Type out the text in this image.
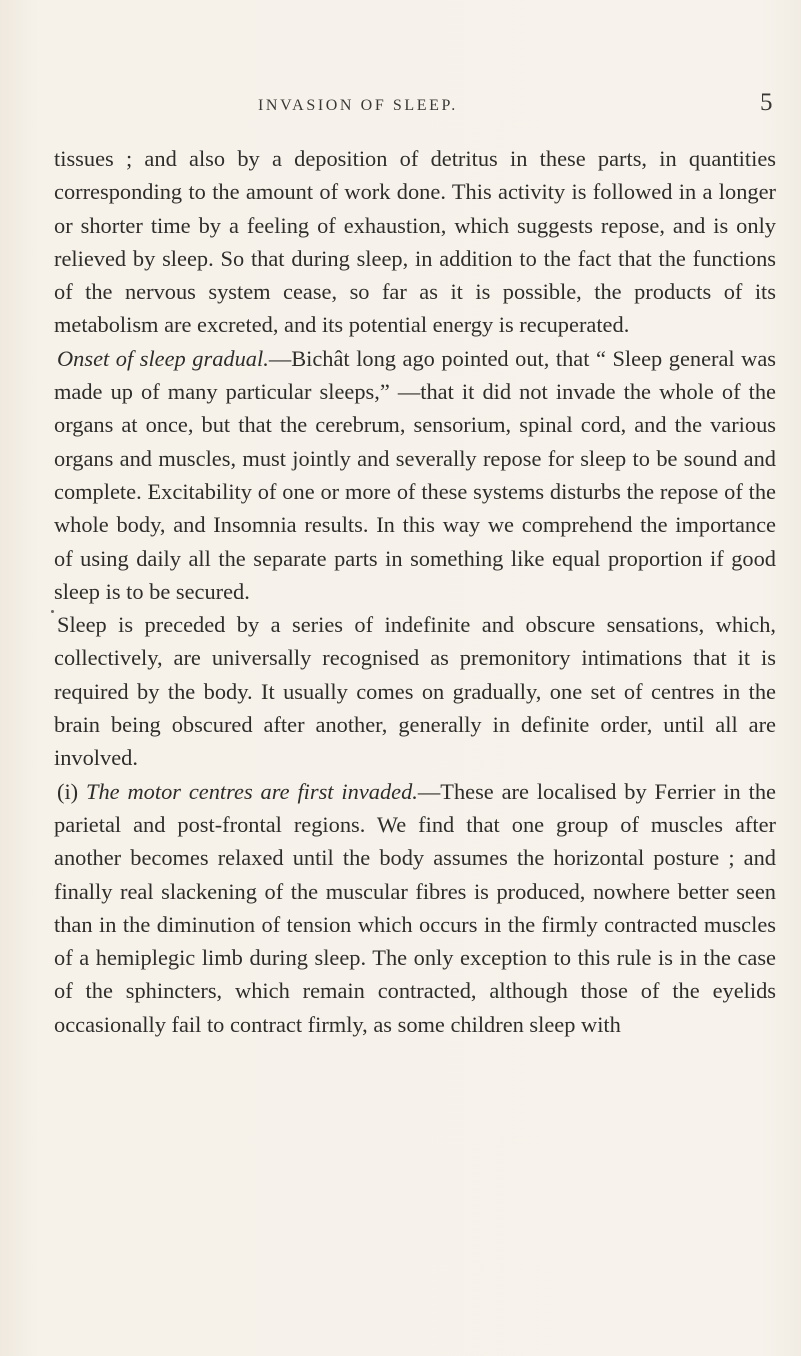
INVASION OF SLEEP.	5

tissues ; and also by a deposition of detritus in these parts, in quantities corresponding to the amount of work done. This activity is followed in a longer or shorter time by a feeling of exhaustion, which suggests repose, and is only relieved by sleep. So that during sleep, in addition to the fact that the functions of the nervous system cease, so far as it is possible, the products of its metabolism are excreted, and its potential energy is recuperated.

Onset of sleep gradual.—Bichât long ago pointed out, that “ Sleep general was made up of many particular sleeps,” —that it did not invade the whole of the organs at once, but that the cerebrum, sensorium, spinal cord, and the various organs and muscles, must jointly and severally repose for sleep to be sound and complete. Excitability of one or more of these systems disturbs the repose of the whole body, and Insomnia results. In this way we comprehend the importance of using daily all the separate parts in something like equal proportion if good sleep is to be secured.

Sleep is preceded by a series of indefinite and obscure sensations, which, collectively, are universally recognised as premonitory intimations that it is required by the body. It usually comes on gradually, one set of centres in the brain being obscured after another, generally in definite order, until all are involved.

(i) The motor centres are first invaded.—These are localised by Ferrier in the parietal and post-frontal regions. We find that one group of muscles after another becomes relaxed until the body assumes the horizontal posture ; and finally real slackening of the muscular fibres is produced, nowhere better seen than in the diminution of tension which occurs in the firmly contracted muscles of a hemiplegic limb during sleep. The only exception to this rule is in the case of the sphincters, which remain contracted, although those of the eyelids occasionally fail to contract firmly, as some children sleep with
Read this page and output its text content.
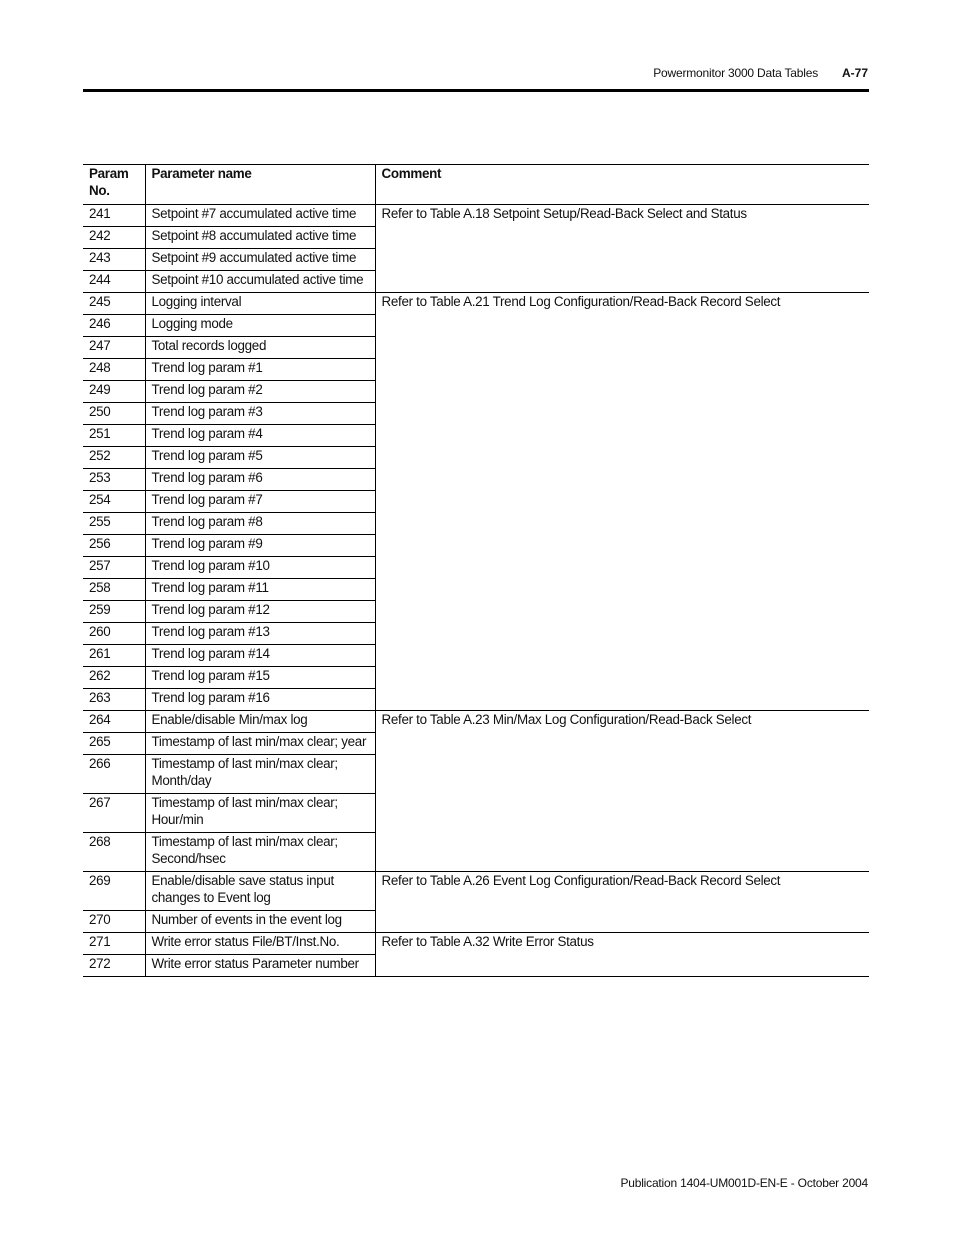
Powermonitor 3000 Data Tables A-77
Param No.	Parameter name	Comment
241	Setpoint #7 accumulated active time	Refer to Table A.18 Setpoint Setup/Read-Back Select and Status
242	Setpoint #8 accumulated active time	
243	Setpoint #9 accumulated active time	
244	Setpoint #10 accumulated active time	
245	Logging interval	Refer to Table A.21 Trend Log Configuration/Read-Back Record Select
246	Logging mode	
247	Total records logged	
248	Trend log param #1	
249	Trend log param #2	
250	Trend log param #3	
251	Trend log param #4	
252	Trend log param #5	
253	Trend log param #6	
254	Trend log param #7	
255	Trend log param #8	
256	Trend log param #9	
257	Trend log param #10	
258	Trend log param #11	
259	Trend log param #12	
260	Trend log param #13	
261	Trend log param #14	
262	Trend log param #15	
263	Trend log param #16	
264	Enable/disable Min/max log	Refer to Table A.23 Min/Max Log Configuration/Read-Back Select
265	Timestamp of last min/max clear; year	
266	Timestamp of last min/max clear; Month/day	
267	Timestamp of last min/max clear; Hour/min	
268	Timestamp of last min/max clear; Second/hsec	
269	Enable/disable save status input changes to Event log	Refer to Table A.26 Event Log Configuration/Read-Back Record Select
270	Number of events in the event log	
271	Write error status File/BT/Inst.No.	Refer to Table A.32 Write Error Status
272	Write error status Parameter number	
Publication 1404-UM001D-EN-E - October 2004
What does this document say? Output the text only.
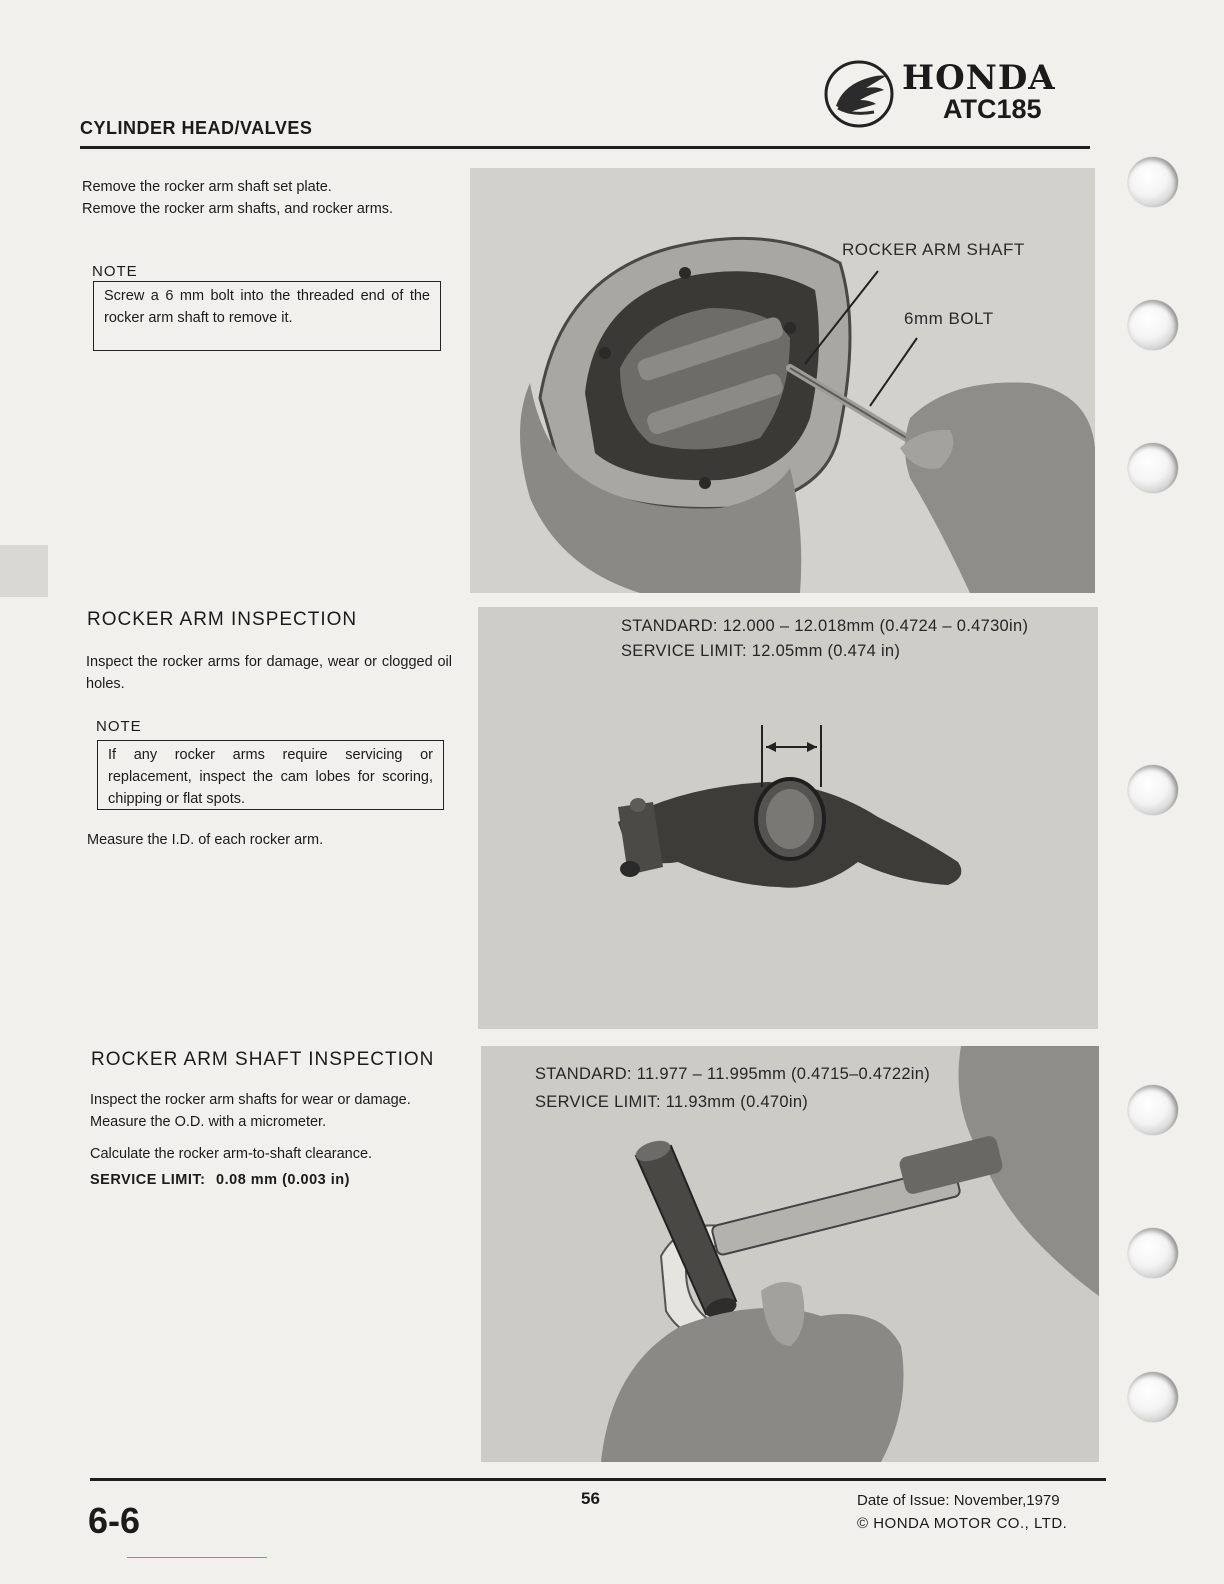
CYLINDER HEAD/VALVES
HONDA
ATC185

Remove the rocker arm shaft set plate.

Remove the rocker arm shafts, and rocker arms.

NOTE
Screw a 6 mm bolt into the threaded end of the rocker arm shaft to remove it.
ROCKER ARM SHAFT
6mm BOLT
ROCKER ARM INSPECTION

Inspect the rocker arms for damage, wear or clogged oil holes.

NOTE
If any rocker arms require servicing or replacement, inspect the cam lobes for scoring, chipping or flat spots.
Measure the I.D. of each rocker arm.
STANDARD: 12.000 – 12.018mm (0.4724 – 0.4730in)
SERVICE LIMIT: 12.05mm (0.474 in)
ROCKER ARM SHAFT INSPECTION

Inspect the rocker arm shafts for wear or damage.

Measure the O.D. with a micrometer.

Calculate the rocker arm-to-shaft clearance.

SERVICE LIMIT: 0.08 mm (0.003 in)

STANDARD: 11.977 – 11.995mm (0.4715–0.4722in)
SERVICE LIMIT: 11.93mm (0.470in)
6-6
56	Date of Issue: November,1979
© HONDA MOTOR CO., LTD.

→ YOUR OBJECTIVE: Wherever "Measure" shows up in a line, copy that line.

→ SOLVED PROBLEM:
Measure the I.D. of each rocker arm.
Measure the O.D. with a micrometer.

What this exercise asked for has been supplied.